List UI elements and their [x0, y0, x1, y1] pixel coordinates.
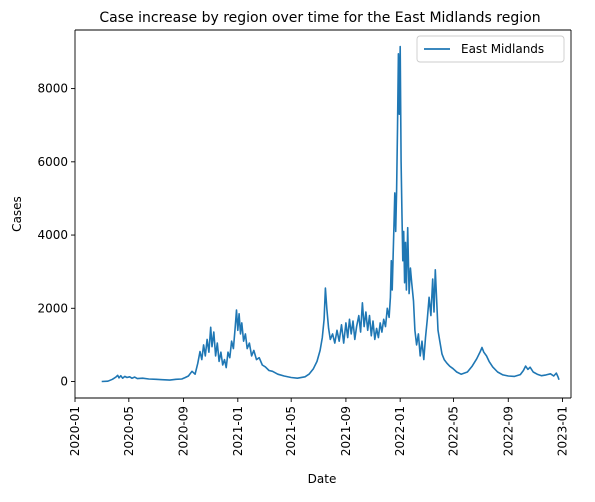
x-tick-label: 2020-09	[177, 406, 191, 456]
plot-background	[75, 30, 571, 398]
axes-frame	[74, 29, 572, 399]
x-tick-label: 2021-09	[339, 406, 353, 456]
x-tick-label: 2022-01	[393, 406, 407, 456]
plot-area: 2020-01 2020-05 2020-09 2021-01 2021-05 2021-…	[37, 29, 572, 456]
x-axis-label: Date	[308, 472, 337, 486]
x-axis-ticks: 2020-01 2020-05 2020-09 2021-01 2021-05 2021-…	[68, 398, 570, 456]
x-tick-label: 2021-05	[284, 406, 298, 456]
x-tick-label: 2022-05	[447, 406, 461, 456]
legend-box	[416, 35, 565, 63]
legend-label-east-midlands: East Midlands	[461, 42, 544, 56]
y-tick-label: 4000	[37, 228, 68, 242]
y-tick-label: 0	[60, 375, 68, 389]
y-axis-label: Cases	[10, 196, 24, 232]
x-tick-label: 2021-01	[231, 406, 245, 456]
chart-title: Case increase by region over time for th…	[99, 10, 540, 26]
x-tick-label: 2020-01	[68, 406, 82, 456]
series-line-east-midlands	[101, 45, 560, 383]
y-tick-label: 8000	[37, 82, 68, 96]
x-tick-label: 2023-01	[556, 406, 570, 456]
x-tick-label: 2020-05	[122, 406, 136, 456]
legend: East Midlands	[416, 35, 565, 63]
x-tick-label: 2022-09	[501, 406, 515, 456]
y-tick-label: 2000	[37, 301, 68, 315]
y-tick-label: 6000	[37, 155, 68, 169]
y-axis-ticks: 0 2000 4000 6000 8000	[37, 82, 75, 389]
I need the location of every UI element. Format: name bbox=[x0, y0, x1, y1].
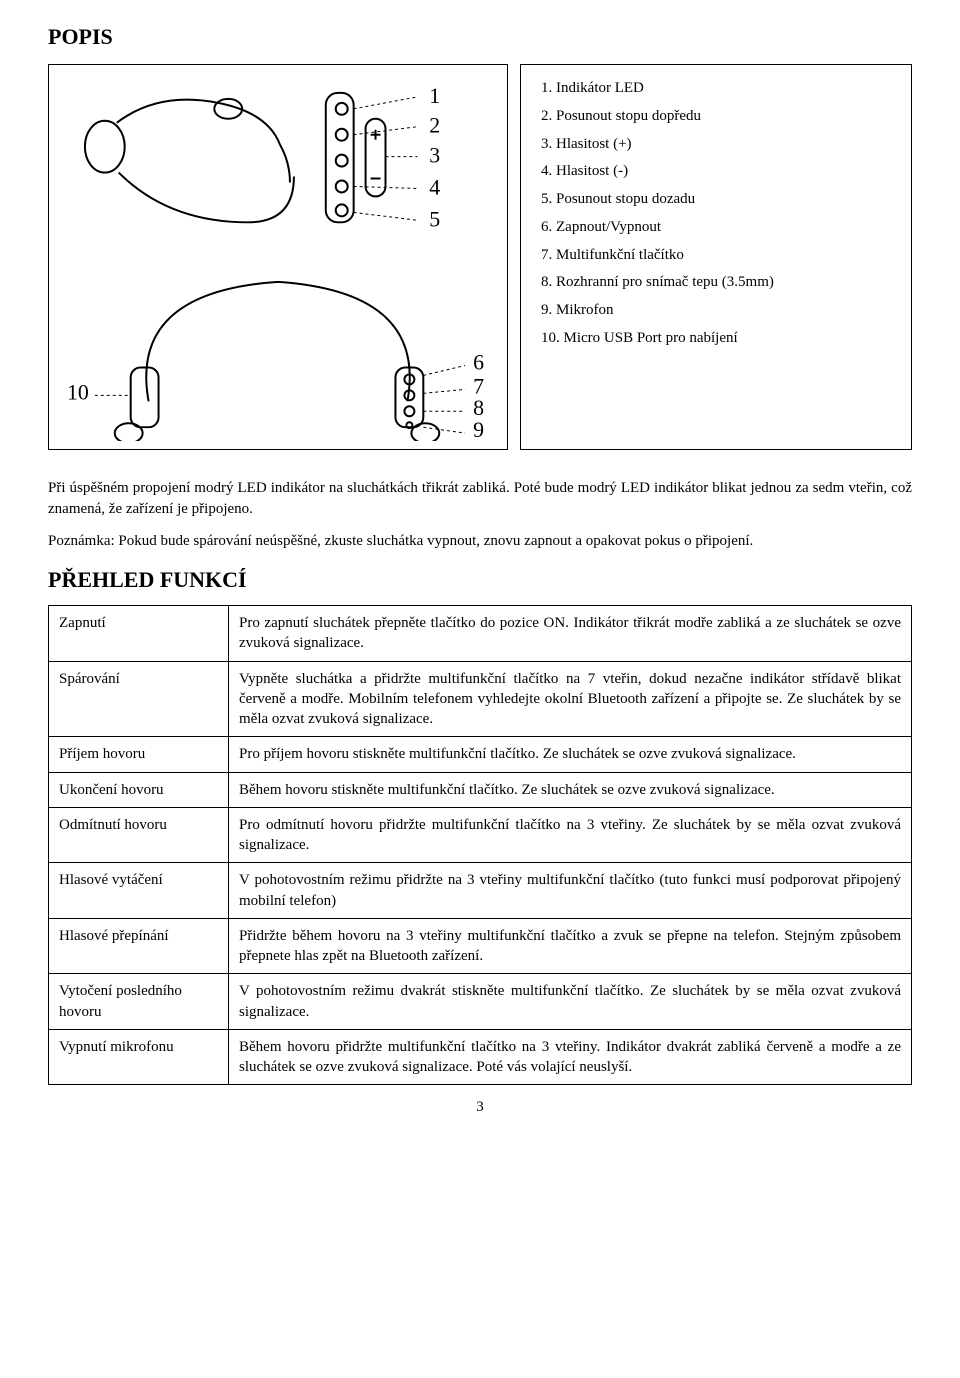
callout-9: 9 bbox=[473, 417, 484, 441]
table-row: Hlasové vytáčení V pohotovostním režimu … bbox=[49, 863, 912, 919]
table-row: Vypnutí mikrofonu Během hovoru přidržte … bbox=[49, 1029, 912, 1085]
section-title-prehled: PŘEHLED FUNKCÍ bbox=[48, 567, 912, 593]
diagram-row: 1 2 3 4 5 bbox=[48, 64, 912, 450]
section-title-popis: POPIS bbox=[48, 24, 912, 50]
parts-list-item: 5. Posunout stopu dozadu bbox=[541, 186, 897, 214]
pairing-note-paragraph: Poznámka: Pokud bude spárování neúspěšné… bbox=[48, 531, 912, 551]
headset-bottom-illustration: 10 6 7 8 9 bbox=[59, 252, 497, 441]
callout-2: 2 bbox=[429, 113, 440, 138]
parts-list: 1. Indikátor LED 2. Posunout stopu dopře… bbox=[531, 73, 901, 355]
func-desc: Pro odmítnutí hovoru přidržte multifunkč… bbox=[229, 807, 912, 863]
parts-list-item: 1. Indikátor LED bbox=[541, 75, 897, 103]
table-row: Odmítnutí hovoru Pro odmítnutí hovoru př… bbox=[49, 807, 912, 863]
table-row: Hlasové přepínání Přidržte během hovoru … bbox=[49, 918, 912, 974]
parts-list-item: 9. Mikrofon bbox=[541, 297, 897, 325]
parts-list-item: 2. Posunout stopu dopředu bbox=[541, 103, 897, 131]
callout-5: 5 bbox=[429, 206, 440, 231]
parts-list-item: 7. Multifunkční tlačítko bbox=[541, 242, 897, 270]
diagram-box: 1 2 3 4 5 bbox=[48, 64, 508, 450]
callout-6: 6 bbox=[473, 350, 484, 375]
parts-list-item: 4. Hlasitost (-) bbox=[541, 158, 897, 186]
func-name: Hlasové přepínání bbox=[49, 918, 229, 974]
table-row: Spárování Vypněte sluchátka a přidržte m… bbox=[49, 661, 912, 737]
table-row: Příjem hovoru Pro příjem hovoru stisknět… bbox=[49, 737, 912, 772]
callout-3: 3 bbox=[429, 143, 440, 168]
parts-list-item: 3. Hlasitost (+) bbox=[541, 131, 897, 159]
table-row: Zapnutí Pro zapnutí sluchátek přepněte t… bbox=[49, 606, 912, 662]
func-name: Odmítnutí hovoru bbox=[49, 807, 229, 863]
func-desc: Přidržte během hovoru na 3 vteřiny multi… bbox=[229, 918, 912, 974]
func-name: Příjem hovoru bbox=[49, 737, 229, 772]
func-name: Zapnutí bbox=[49, 606, 229, 662]
parts-list-box: 1. Indikátor LED 2. Posunout stopu dopře… bbox=[520, 64, 912, 450]
page-number: 3 bbox=[48, 1099, 912, 1116]
functions-table: Zapnutí Pro zapnutí sluchátek přepněte t… bbox=[48, 605, 912, 1085]
parts-list-item: 6. Zapnout/Vypnout bbox=[541, 214, 897, 242]
callout-10: 10 bbox=[67, 380, 89, 405]
func-name: Vypnutí mikrofonu bbox=[49, 1029, 229, 1085]
func-desc: Pro zapnutí sluchátek přepněte tlačítko … bbox=[229, 606, 912, 662]
table-row: Ukončení hovoru Během hovoru stiskněte m… bbox=[49, 772, 912, 807]
func-name: Spárování bbox=[49, 661, 229, 737]
func-desc: Během hovoru stiskněte multifunkční tlač… bbox=[229, 772, 912, 807]
func-desc: Pro příjem hovoru stiskněte multifunkční… bbox=[229, 737, 912, 772]
func-desc: V pohotovostním režimu přidržte na 3 vte… bbox=[229, 863, 912, 919]
func-desc: Během hovoru přidržte multifunkční tlačí… bbox=[229, 1029, 912, 1085]
pairing-success-paragraph: Při úspěšném propojení modrý LED indikát… bbox=[48, 478, 912, 519]
callout-4: 4 bbox=[429, 174, 440, 199]
table-row: Vytočení posledního hovoru V pohotovostn… bbox=[49, 974, 912, 1030]
func-desc: V pohotovostním režimu dvakrát stiskněte… bbox=[229, 974, 912, 1030]
callout-1: 1 bbox=[429, 83, 440, 108]
parts-list-item: 8. Rozhranní pro snímač tepu (3.5mm) bbox=[541, 269, 897, 297]
func-name: Hlasové vytáčení bbox=[49, 863, 229, 919]
func-name: Ukončení hovoru bbox=[49, 772, 229, 807]
func-desc: Vypněte sluchátka a přidržte multifunkčn… bbox=[229, 661, 912, 737]
parts-list-item: 10. Micro USB Port pro nabíjení bbox=[541, 325, 897, 353]
func-name: Vytočení posledního hovoru bbox=[49, 974, 229, 1030]
headset-top-illustration: 1 2 3 4 5 bbox=[59, 73, 497, 242]
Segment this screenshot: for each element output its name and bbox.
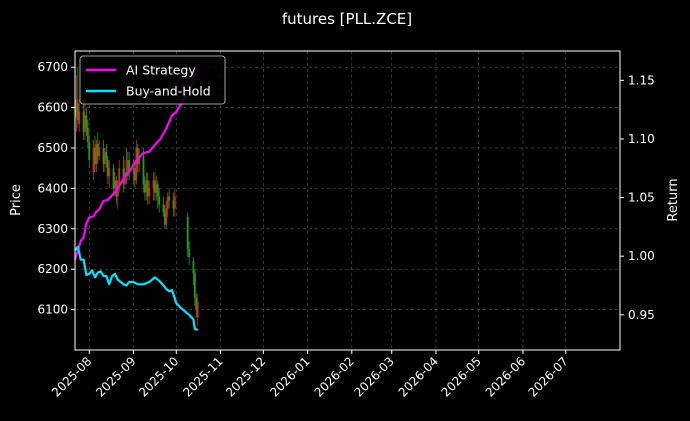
candle-body <box>82 111 85 132</box>
candle-body <box>168 196 171 201</box>
candle-body <box>96 143 99 157</box>
series-line-buy-and-hold <box>74 245 199 332</box>
candle-body <box>114 180 116 189</box>
candle-body <box>116 184 119 197</box>
candle-body <box>104 152 106 165</box>
legend: AI Strategy Buy-and-Hold <box>79 55 226 105</box>
candle-body <box>102 147 105 165</box>
candle-body <box>126 160 129 177</box>
candle-body <box>165 208 168 225</box>
candle-body <box>192 261 195 274</box>
candle-body <box>153 180 156 193</box>
chart-title: futures [PLL.ZCE] <box>282 10 412 28</box>
y-right-tick-label: 1.00 <box>628 249 655 263</box>
y-left-tick-label: 6200 <box>37 262 68 276</box>
candle-body <box>95 143 98 165</box>
plot-frame <box>74 50 621 351</box>
candle-body <box>158 196 161 205</box>
y-right-tick-label: 1.15 <box>628 73 655 87</box>
candle-body <box>196 301 199 318</box>
candle-body <box>84 115 86 132</box>
y-left-tick-label: 6700 <box>37 60 68 74</box>
y-right-tick-label: 1.10 <box>628 132 655 146</box>
candle-body <box>155 184 158 193</box>
candle-body <box>132 168 135 173</box>
line-series <box>73 68 199 332</box>
candle-body <box>186 216 189 249</box>
candle-body <box>75 99 78 118</box>
candle-body <box>128 160 131 173</box>
series-line-ai-strategy <box>73 68 199 261</box>
y-axis-left: 6100 6200 6300 6400 6500 6600 6700 <box>37 60 75 317</box>
legend-box <box>79 55 226 105</box>
legend-label: Buy-and-Hold <box>126 84 211 99</box>
candle-body <box>148 188 151 197</box>
y-axis-right: 0.95 1.00 1.05 1.10 1.15 <box>620 73 655 322</box>
y-left-tick-label: 6500 <box>37 141 68 155</box>
y-left-tick-label: 6600 <box>37 101 68 115</box>
y-axis-right-label: Return <box>666 178 681 221</box>
candle-body <box>122 168 125 185</box>
candle-body <box>172 200 175 209</box>
candle-body <box>156 184 159 197</box>
candle-body <box>163 212 166 225</box>
candle-body <box>138 156 141 165</box>
candle-body <box>136 147 139 165</box>
candle-body <box>88 141 91 161</box>
candle-body <box>94 147 96 165</box>
candle-body <box>145 180 148 193</box>
candle-body <box>85 115 88 128</box>
candle-body <box>106 160 109 177</box>
y-left-tick-label: 6100 <box>37 303 68 317</box>
y-right-tick-label: 1.05 <box>628 191 655 205</box>
candle-body <box>108 168 111 177</box>
candle-body <box>193 273 196 298</box>
candle-body <box>105 152 108 161</box>
candle-body <box>162 204 165 213</box>
candle-body <box>195 297 198 310</box>
y-left-tick-label: 6300 <box>37 222 68 236</box>
candle-body <box>188 248 191 258</box>
candle-body <box>152 180 155 189</box>
y-left-tick-label: 6400 <box>37 181 68 195</box>
y-axis-left-label: Price <box>9 184 24 216</box>
candle-body <box>144 184 146 193</box>
candle-body <box>118 168 121 185</box>
candle-body <box>98 147 101 157</box>
candle-body <box>134 168 136 181</box>
candle-body <box>86 127 89 142</box>
candle-body <box>146 180 149 197</box>
y-right-tick-label: 0.95 <box>628 308 655 322</box>
legend-label: AI Strategy <box>126 63 196 78</box>
candle-body <box>78 111 81 124</box>
candle-body <box>76 103 79 120</box>
candle-body <box>92 147 95 173</box>
candle-body <box>115 180 118 197</box>
candle-body <box>173 196 176 209</box>
candle-body <box>142 156 145 185</box>
candle-body <box>166 196 169 209</box>
candle-body <box>112 168 115 189</box>
candle-body <box>135 147 138 181</box>
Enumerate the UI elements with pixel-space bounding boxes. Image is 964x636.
______
Write out the records word for word, starting with the first line and going on through the line that contains "I need the location". Leave the pictures out.

◆ Response below
List UI elements and their [x0, y0, x1, y1] pixel coordinates.
x-tick-label: 2020-09	[177, 406, 191, 456]
plot-background	[75, 30, 571, 398]
axes-frame	[74, 29, 572, 399]
x-tick-label: 2021-09	[339, 406, 353, 456]
x-tick-label: 2022-01	[393, 406, 407, 456]
plot-area: 2020-01 2020-05 2020-09 2021-01 2021-05 2021-…	[37, 29, 572, 456]
x-axis-label: Date	[308, 472, 337, 486]
x-axis-ticks: 2020-01 2020-05 2020-09 2021-01 2021-05 2021-…	[68, 398, 570, 456]
x-tick-label: 2021-05	[284, 406, 298, 456]
x-tick-label: 2022-05	[447, 406, 461, 456]
legend-box	[416, 35, 565, 63]
legend-label-east-midlands: East Midlands	[461, 42, 544, 56]
y-tick-label: 4000	[37, 228, 68, 242]
y-tick-label: 0	[60, 375, 68, 389]
y-axis-label: Cases	[10, 196, 24, 232]
x-tick-label: 2021-01	[231, 406, 245, 456]
chart-title: Case increase by region over time for th…	[99, 10, 540, 26]
x-tick-label: 2020-01	[68, 406, 82, 456]
series-line-east-midlands	[101, 45, 560, 383]
y-tick-label: 8000	[37, 82, 68, 96]
x-tick-label: 2023-01	[556, 406, 570, 456]
x-tick-label: 2020-05	[122, 406, 136, 456]
legend: East Midlands	[416, 35, 565, 63]
x-tick-label: 2022-09	[501, 406, 515, 456]
y-tick-label: 2000	[37, 301, 68, 315]
y-tick-label: 6000	[37, 155, 68, 169]
y-axis-ticks: 0 2000 4000 6000 8000	[37, 82, 75, 389]
I need the location of every UI element. Format: name bbox=[x0, y0, x1, y1].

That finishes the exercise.